## What the task requires
Copy the records below exactly as they appear.

START Data provided

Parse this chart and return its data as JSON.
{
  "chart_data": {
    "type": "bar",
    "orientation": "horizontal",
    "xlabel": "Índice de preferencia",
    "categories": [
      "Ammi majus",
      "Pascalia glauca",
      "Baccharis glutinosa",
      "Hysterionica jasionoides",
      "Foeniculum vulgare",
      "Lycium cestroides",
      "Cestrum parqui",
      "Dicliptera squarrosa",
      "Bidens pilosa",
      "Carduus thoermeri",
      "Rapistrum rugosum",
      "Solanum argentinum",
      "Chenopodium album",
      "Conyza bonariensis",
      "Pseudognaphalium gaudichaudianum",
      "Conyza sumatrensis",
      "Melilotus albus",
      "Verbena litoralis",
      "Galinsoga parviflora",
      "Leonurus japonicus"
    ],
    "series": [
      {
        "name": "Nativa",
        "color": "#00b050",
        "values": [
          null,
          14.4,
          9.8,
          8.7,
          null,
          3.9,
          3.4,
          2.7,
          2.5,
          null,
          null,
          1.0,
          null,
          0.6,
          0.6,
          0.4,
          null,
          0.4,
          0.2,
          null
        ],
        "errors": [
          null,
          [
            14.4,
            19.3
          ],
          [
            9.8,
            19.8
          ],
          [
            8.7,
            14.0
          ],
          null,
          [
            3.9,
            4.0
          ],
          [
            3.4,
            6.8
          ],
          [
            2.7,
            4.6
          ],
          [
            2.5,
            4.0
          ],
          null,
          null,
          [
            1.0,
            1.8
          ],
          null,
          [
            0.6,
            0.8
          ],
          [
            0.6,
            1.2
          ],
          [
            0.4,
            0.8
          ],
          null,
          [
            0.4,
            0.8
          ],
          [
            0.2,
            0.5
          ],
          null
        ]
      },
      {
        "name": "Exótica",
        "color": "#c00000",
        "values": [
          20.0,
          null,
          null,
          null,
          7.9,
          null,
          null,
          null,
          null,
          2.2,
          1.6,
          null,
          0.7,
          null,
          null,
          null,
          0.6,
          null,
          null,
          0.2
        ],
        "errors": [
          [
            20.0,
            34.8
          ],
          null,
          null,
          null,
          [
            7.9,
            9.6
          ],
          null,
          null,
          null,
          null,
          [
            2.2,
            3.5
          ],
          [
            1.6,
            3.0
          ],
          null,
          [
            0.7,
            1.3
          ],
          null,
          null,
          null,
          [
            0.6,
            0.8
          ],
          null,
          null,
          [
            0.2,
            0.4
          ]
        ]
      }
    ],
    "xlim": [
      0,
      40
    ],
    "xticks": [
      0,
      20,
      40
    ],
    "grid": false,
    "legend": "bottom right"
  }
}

END Data provided

## Solution to the problem
Parse this chart and return its data as JSON.
{
  "chart_data": {
    "type": "bar",
    "orientation": "horizontal",
    "xlabel": "Índice de preferencia",
    "categories": [
      "Ammi majus",
      "Pascalia glauca",
      "Baccharis glutinosa",
      "Hysterionica jasionoides",
      "Foeniculum vulgare",
      "Lycium cestroides",
      "Cestrum parqui",
      "Dicliptera squarrosa",
      "Bidens pilosa",
      "Carduus thoermeri",
      "Rapistrum rugosum",
      "Solanum argentinum",
      "Chenopodium album",
      "Conyza bonariensis",
      "Pseudognaphalium gaudichaudianum",
      "Conyza sumatrensis",
      "Melilotus albus",
      "Verbena litoralis",
      "Galinsoga parviflora",
      "Leonurus japonicus"
    ],
    "series": [
      {
        "name": "Nativa",
        "color": "#00b050",
        "values": [
          null,
          14.4,
          9.8,
          8.7,
          null,
          3.9,
          3.4,
          2.7,
          2.5,
          null,
          null,
          1.0,
          null,
          0.6,
          0.6,
          0.4,
          null,
          0.4,
          0.2,
          null
        ],
        "errors": [
          null,
          [
            14.4,
            19.3
          ],
          [
            9.8,
            19.8
          ],
          [
            8.7,
            14.0
          ],
          null,
          [
            3.9,
            4.0
          ],
          [
            3.4,
            6.8
          ],
          [
            2.7,
            4.6
          ],
          [
            2.5,
            4.0
          ],
          null,
          null,
          [
            1.0,
            1.8
          ],
          null,
          [
            0.6,
            0.8
          ],
          [
            0.6,
            1.2
          ],
          [
            0.4,
            0.8
          ],
          null,
          [
            0.4,
            0.8
          ],
          [
            0.2,
            0.5
          ],
          null
        ]
      },
      {
        "name": "Exótica",
        "color": "#c00000",
        "values": [
          20.0,
          null,
          null,
          null,
          7.9,
          null,
          null,
          null,
          null,
          2.2,
          1.6,
          null,
          0.7,
          null,
          null,
          null,
          0.6,
          null,
          null,
          0.2
        ],
        "errors": [
          [
            20.0,
            34.8
          ],
          null,
          null,
          null,
          [
            7.9,
            9.6
          ],
          null,
          null,
          null,
          null,
          [
            2.2,
            3.5
          ],
          [
            1.6,
            3.0
          ],
          null,
          [
            0.7,
            1.3
          ],
          null,
          null,
          null,
          [
            0.6,
            0.8
          ],
          null,
          null,
          [
            0.2,
            0.4
          ]
        ]
      }
    ],
    "xlim": [
      0,
      40
    ],
    "xticks": [
      0,
      20,
      40
    ],
    "grid": false,
    "legend": "bottom right"
  }
}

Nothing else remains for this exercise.